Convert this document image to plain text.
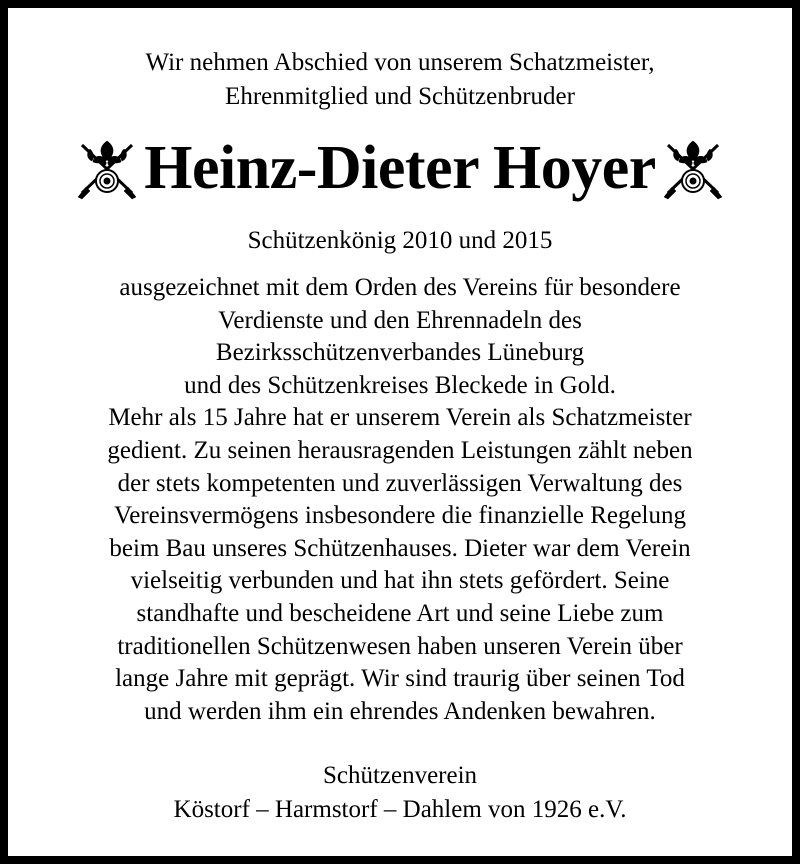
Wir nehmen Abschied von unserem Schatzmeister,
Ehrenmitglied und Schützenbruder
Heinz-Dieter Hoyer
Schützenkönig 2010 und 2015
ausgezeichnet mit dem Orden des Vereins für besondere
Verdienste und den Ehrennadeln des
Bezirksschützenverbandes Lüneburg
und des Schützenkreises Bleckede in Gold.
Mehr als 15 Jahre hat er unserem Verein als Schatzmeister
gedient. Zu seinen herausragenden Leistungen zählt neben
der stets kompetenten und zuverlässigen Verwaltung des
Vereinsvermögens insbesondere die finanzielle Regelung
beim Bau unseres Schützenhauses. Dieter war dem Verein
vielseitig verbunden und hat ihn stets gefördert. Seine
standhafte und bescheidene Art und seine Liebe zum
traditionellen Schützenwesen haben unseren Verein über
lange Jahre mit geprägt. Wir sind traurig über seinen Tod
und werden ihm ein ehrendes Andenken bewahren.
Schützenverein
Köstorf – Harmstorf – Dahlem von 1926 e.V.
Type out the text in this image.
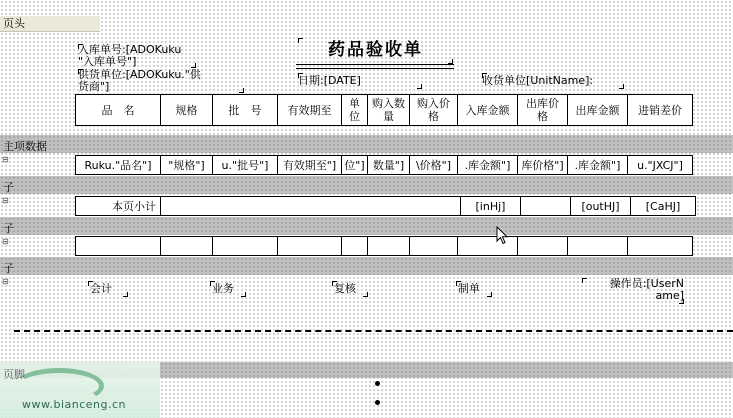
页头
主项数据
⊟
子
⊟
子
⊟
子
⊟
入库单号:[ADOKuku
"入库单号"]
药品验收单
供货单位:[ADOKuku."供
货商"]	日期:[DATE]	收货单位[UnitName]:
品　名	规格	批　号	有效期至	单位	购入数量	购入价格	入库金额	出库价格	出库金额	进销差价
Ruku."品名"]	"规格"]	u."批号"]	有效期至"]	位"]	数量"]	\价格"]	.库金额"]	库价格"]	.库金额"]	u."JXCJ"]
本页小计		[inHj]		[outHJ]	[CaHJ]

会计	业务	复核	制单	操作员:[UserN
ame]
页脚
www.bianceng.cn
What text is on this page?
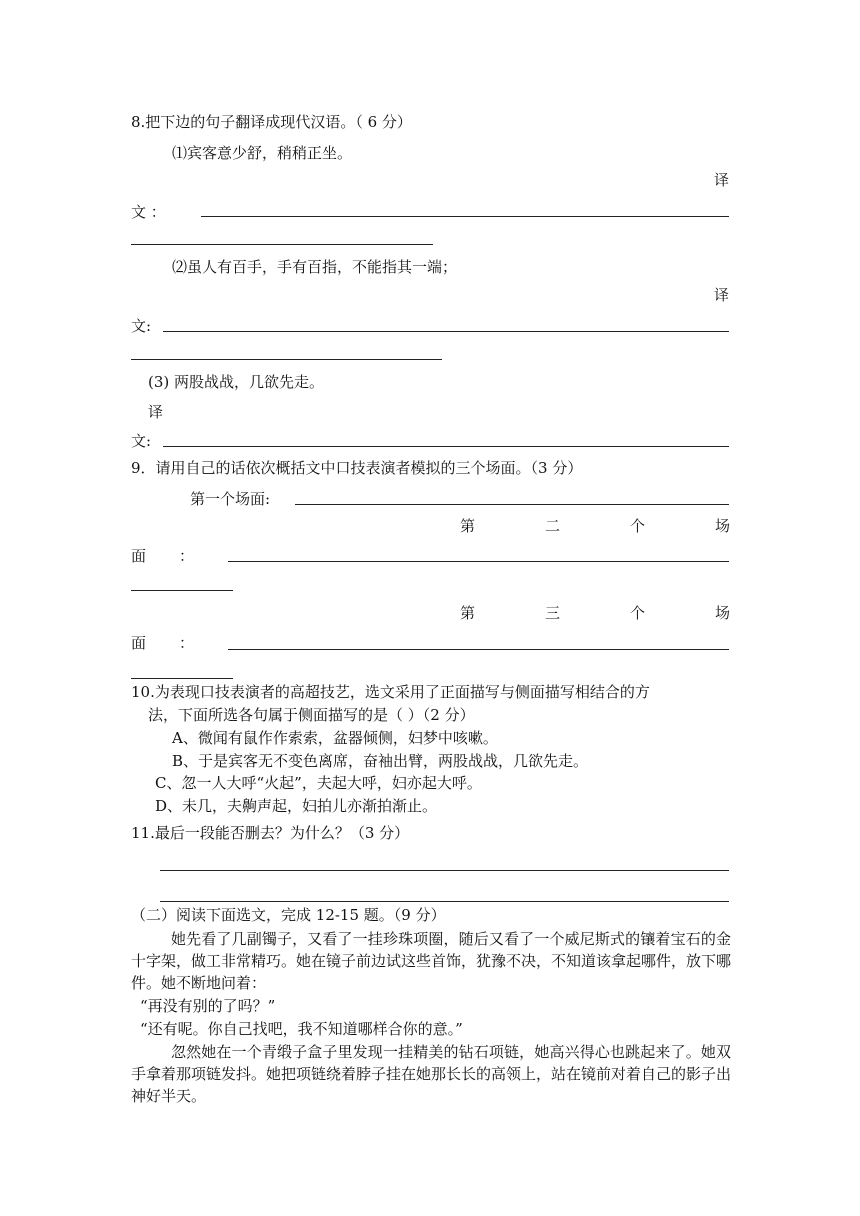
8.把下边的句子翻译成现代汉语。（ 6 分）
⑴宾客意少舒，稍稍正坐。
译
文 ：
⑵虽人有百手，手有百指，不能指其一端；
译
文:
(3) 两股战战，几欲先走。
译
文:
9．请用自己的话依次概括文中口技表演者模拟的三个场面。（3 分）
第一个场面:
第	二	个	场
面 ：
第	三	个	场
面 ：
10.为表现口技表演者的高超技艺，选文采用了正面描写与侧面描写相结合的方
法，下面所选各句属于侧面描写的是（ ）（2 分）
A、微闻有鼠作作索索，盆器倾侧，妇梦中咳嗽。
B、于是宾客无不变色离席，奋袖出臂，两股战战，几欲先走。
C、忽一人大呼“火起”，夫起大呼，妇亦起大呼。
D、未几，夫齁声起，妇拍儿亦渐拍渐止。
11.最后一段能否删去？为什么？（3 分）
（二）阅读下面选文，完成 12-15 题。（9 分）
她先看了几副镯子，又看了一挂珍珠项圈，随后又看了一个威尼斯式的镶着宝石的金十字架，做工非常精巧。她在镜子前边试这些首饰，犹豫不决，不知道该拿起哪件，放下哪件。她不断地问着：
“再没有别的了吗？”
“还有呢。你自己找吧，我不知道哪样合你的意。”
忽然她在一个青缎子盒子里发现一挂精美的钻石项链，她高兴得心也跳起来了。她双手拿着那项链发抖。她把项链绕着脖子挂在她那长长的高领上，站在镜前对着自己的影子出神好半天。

▶ Short exercise:
Go through the records above, find every line with the word "有效期至", and list those lines.

▶ Solution to the exercise:
品　名	规格	批　号	有效期至	单位	购入数量	购入价格	入库金额	出库价格	出库金额	进销差价
Ruku."品名"]	"规格"]	u."批号"]	有效期至"]	位"]	数量"]	\价格"]	.库金额"]	库价格"]	.库金额"]	u."JXCJ"]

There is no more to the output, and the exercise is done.